→ To be done
Copy the material below unchanged, except replace every occurrence of "username-blurred" with "user-name-hidden".

→ Provided data
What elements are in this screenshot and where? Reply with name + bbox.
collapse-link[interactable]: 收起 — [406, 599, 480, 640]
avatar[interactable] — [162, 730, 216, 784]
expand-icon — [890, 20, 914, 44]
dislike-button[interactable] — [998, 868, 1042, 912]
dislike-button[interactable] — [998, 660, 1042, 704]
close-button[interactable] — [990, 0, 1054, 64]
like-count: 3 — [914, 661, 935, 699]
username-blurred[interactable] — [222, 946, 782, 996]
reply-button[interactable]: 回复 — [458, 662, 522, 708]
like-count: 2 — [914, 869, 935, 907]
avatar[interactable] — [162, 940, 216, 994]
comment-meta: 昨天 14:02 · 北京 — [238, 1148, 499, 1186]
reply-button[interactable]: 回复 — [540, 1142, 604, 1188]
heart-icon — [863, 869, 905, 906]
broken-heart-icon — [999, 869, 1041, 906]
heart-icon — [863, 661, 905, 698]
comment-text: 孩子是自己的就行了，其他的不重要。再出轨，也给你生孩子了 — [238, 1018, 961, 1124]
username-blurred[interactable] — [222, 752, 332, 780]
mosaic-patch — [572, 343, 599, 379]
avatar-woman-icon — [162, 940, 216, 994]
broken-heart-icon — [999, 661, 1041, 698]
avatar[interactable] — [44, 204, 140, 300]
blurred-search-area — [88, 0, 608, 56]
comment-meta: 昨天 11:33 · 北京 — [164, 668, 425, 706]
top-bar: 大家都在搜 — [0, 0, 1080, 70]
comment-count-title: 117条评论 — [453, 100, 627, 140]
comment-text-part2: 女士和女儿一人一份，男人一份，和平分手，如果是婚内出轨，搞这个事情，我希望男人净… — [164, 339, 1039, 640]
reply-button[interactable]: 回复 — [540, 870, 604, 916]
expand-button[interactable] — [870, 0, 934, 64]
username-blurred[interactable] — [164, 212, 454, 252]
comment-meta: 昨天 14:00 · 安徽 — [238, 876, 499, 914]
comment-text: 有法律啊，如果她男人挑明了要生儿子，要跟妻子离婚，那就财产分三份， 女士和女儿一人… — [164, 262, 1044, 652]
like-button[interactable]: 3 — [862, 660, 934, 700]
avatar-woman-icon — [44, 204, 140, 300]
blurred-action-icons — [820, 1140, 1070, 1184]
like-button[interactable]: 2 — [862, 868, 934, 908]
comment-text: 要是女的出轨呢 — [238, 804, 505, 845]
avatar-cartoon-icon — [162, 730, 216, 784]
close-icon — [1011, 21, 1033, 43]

→ Answer to the exercise
What elements are in this screenshot and where? Reply with name + bbox.
collapse-link[interactable]: 收起 — [406, 599, 480, 640]
avatar[interactable] — [162, 730, 216, 784]
expand-icon — [890, 20, 914, 44]
dislike-button[interactable] — [998, 868, 1042, 912]
dislike-button[interactable] — [998, 660, 1042, 704]
close-button[interactable] — [990, 0, 1054, 64]
like-count: 3 — [914, 661, 935, 699]
user-name-hidden[interactable] — [222, 946, 782, 996]
reply-button[interactable]: 回复 — [458, 662, 522, 708]
like-count: 2 — [914, 869, 935, 907]
avatar[interactable] — [162, 940, 216, 994]
comment-meta: 昨天 14:02 · 北京 — [238, 1148, 499, 1186]
reply-button[interactable]: 回复 — [540, 1142, 604, 1188]
heart-icon — [863, 869, 905, 906]
broken-heart-icon — [999, 869, 1041, 906]
heart-icon — [863, 661, 905, 698]
comment-text: 孩子是自己的就行了，其他的不重要。再出轨，也给你生孩子了 — [238, 1018, 961, 1124]
user-name-hidden[interactable] — [222, 752, 332, 780]
mosaic-patch — [572, 343, 599, 379]
avatar-woman-icon — [162, 940, 216, 994]
broken-heart-icon — [999, 661, 1041, 698]
avatar[interactable] — [44, 204, 140, 300]
blurred-search-area — [88, 0, 608, 56]
comment-meta: 昨天 11:33 · 北京 — [164, 668, 425, 706]
top-bar: 大家都在搜 — [0, 0, 1080, 70]
comment-count-title: 117条评论 — [453, 100, 627, 140]
comment-text-part2: 女士和女儿一人一份，男人一份，和平分手，如果是婚内出轨，搞这个事情，我希望男人净… — [164, 339, 1039, 640]
reply-button[interactable]: 回复 — [540, 870, 604, 916]
expand-button[interactable] — [870, 0, 934, 64]
user-name-hidden[interactable] — [164, 212, 454, 252]
comment-meta: 昨天 14:00 · 安徽 — [238, 876, 499, 914]
comment-text: 有法律啊，如果她男人挑明了要生儿子，要跟妻子离婚，那就财产分三份， 女士和女儿一人… — [164, 262, 1044, 652]
like-button[interactable]: 3 — [862, 660, 934, 700]
avatar-woman-icon — [44, 204, 140, 300]
blurred-action-icons — [820, 1140, 1070, 1184]
like-button[interactable]: 2 — [862, 868, 934, 908]
comment-text: 要是女的出轨呢 — [238, 804, 505, 845]
avatar-cartoon-icon — [162, 730, 216, 784]
close-icon — [1011, 21, 1033, 43]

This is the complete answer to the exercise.